__Your objective__:
Check each line of the listing below for the word "title" and say how many lines have it. Nothing else should be written.

__Records that describe figures__:
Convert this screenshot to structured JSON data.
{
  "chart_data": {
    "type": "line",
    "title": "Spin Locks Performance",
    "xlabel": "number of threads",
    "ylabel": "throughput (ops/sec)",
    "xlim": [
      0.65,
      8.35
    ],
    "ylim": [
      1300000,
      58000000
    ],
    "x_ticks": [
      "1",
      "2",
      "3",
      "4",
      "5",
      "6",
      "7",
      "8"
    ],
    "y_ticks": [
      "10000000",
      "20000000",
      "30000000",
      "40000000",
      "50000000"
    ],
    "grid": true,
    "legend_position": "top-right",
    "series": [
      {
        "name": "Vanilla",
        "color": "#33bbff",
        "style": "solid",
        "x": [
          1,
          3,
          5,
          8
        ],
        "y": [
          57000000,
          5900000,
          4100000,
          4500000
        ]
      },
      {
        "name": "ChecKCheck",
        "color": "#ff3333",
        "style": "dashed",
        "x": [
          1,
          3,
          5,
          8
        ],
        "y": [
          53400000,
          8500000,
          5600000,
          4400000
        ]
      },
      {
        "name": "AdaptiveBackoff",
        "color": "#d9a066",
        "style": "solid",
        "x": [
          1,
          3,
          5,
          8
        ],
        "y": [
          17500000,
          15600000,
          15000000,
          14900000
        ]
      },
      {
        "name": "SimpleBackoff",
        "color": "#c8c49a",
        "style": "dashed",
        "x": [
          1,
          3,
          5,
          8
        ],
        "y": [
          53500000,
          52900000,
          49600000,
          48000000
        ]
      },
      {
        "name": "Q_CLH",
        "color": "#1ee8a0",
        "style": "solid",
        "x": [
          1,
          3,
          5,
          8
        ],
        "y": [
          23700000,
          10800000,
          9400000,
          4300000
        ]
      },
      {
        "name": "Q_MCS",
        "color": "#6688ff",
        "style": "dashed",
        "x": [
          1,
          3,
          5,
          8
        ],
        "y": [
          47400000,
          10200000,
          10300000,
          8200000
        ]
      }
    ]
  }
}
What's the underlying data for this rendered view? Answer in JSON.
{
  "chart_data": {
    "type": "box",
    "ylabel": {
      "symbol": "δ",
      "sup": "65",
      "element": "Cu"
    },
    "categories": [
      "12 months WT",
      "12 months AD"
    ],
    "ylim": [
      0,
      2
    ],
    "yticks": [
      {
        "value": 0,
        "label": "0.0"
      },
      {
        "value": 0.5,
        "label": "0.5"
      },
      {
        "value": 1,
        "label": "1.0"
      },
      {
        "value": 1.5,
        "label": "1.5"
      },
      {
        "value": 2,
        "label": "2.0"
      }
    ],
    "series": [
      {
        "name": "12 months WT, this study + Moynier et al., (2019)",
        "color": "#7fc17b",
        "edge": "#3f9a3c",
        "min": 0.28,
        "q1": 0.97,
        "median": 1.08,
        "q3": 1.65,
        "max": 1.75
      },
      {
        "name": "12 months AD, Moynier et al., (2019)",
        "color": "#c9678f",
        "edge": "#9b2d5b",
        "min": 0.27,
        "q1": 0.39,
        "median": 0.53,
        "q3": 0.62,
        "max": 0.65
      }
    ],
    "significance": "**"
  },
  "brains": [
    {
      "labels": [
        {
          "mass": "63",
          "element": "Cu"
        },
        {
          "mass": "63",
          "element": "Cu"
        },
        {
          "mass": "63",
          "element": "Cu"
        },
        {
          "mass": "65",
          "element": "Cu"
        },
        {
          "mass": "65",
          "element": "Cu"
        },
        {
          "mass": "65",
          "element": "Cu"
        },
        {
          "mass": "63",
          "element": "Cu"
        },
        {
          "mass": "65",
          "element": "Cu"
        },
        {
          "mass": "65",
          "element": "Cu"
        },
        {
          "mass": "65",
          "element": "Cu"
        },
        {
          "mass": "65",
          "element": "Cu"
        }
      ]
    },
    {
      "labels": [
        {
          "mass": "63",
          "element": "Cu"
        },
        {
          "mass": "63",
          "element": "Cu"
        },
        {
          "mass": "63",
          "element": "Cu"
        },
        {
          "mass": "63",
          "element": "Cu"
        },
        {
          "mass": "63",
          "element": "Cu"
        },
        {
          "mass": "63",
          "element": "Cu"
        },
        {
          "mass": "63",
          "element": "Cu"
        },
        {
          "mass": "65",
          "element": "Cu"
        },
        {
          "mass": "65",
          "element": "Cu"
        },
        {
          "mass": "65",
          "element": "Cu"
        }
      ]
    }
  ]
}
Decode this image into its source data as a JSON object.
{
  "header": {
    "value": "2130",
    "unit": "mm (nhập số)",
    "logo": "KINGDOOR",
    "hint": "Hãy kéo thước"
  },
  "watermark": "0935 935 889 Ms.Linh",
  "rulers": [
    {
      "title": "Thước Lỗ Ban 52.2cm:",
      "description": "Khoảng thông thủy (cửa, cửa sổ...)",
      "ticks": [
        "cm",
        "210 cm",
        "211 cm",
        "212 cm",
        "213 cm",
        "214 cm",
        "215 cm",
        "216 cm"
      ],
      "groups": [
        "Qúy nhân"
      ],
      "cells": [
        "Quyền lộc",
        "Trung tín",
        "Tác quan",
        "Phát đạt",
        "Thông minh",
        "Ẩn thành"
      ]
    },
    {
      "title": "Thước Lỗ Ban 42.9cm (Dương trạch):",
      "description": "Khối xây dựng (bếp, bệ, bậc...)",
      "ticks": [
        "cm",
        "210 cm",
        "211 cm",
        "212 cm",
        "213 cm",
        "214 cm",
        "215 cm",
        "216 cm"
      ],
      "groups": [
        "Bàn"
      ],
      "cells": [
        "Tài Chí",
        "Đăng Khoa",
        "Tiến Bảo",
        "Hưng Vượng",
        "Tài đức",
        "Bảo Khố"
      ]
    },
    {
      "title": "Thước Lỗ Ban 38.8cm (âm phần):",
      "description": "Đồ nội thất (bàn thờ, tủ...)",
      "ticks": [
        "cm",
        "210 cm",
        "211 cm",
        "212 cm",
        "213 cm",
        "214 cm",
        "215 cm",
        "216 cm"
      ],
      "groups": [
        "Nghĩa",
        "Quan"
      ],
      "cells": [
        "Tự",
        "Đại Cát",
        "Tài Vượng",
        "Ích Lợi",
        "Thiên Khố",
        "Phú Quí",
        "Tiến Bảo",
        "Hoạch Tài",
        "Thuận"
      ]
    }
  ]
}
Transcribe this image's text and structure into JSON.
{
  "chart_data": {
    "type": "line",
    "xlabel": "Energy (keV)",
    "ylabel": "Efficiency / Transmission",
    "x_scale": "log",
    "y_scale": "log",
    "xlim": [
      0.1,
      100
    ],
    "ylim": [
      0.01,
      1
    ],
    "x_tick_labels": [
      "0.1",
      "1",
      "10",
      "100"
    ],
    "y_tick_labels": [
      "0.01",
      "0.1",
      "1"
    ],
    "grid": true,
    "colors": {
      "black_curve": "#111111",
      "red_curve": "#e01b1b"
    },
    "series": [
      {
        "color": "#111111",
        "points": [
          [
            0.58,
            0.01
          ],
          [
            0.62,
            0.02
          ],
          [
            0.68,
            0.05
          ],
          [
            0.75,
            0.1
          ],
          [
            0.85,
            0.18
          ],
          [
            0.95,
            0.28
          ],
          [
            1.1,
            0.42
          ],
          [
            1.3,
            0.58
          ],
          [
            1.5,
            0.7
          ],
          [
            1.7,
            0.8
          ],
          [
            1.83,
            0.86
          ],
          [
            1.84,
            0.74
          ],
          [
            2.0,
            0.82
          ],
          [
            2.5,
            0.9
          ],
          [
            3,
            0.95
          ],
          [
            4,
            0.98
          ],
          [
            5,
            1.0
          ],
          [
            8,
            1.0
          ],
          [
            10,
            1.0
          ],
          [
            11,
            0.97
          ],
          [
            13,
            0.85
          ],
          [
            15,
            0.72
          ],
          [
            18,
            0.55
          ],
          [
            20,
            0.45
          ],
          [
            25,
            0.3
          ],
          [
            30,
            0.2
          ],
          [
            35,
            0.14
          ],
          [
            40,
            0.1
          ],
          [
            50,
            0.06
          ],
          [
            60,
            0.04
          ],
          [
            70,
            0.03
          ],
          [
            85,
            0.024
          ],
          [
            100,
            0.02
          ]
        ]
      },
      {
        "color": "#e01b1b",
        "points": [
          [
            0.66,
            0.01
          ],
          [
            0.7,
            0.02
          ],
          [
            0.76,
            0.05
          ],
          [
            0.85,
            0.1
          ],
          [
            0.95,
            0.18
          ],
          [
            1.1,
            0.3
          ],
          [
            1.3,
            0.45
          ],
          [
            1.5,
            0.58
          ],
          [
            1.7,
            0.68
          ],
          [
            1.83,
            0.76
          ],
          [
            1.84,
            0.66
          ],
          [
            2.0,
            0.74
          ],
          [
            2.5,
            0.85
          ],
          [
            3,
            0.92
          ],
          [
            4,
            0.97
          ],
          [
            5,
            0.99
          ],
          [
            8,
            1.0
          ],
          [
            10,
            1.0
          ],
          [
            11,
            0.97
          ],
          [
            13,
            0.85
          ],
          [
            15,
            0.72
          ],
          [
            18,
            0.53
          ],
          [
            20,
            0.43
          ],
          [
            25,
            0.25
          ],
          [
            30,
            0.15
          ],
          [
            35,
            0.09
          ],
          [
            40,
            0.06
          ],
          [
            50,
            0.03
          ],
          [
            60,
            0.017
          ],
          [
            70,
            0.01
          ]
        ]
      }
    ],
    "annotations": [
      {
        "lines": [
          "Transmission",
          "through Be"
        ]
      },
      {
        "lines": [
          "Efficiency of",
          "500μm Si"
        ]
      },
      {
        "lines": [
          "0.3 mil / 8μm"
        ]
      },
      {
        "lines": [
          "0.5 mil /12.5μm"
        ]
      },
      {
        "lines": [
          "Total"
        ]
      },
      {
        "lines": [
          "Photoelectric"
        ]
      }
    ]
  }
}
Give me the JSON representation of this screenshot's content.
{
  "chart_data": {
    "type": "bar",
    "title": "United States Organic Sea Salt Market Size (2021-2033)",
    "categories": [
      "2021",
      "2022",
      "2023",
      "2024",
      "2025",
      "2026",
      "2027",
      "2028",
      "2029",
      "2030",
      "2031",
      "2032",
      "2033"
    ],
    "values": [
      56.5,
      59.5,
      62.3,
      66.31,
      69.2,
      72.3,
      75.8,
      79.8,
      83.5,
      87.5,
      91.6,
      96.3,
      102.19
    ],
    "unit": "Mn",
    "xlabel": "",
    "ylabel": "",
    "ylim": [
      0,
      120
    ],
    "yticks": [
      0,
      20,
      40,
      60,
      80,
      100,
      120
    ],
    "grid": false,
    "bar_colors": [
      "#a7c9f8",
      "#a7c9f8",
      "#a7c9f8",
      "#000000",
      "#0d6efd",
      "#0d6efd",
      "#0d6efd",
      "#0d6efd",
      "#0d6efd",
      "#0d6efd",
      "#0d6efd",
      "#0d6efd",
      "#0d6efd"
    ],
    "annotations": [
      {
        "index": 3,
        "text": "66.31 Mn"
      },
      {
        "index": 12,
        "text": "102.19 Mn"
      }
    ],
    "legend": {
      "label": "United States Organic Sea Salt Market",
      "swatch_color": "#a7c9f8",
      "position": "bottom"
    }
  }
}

__Result of the exercise__:
5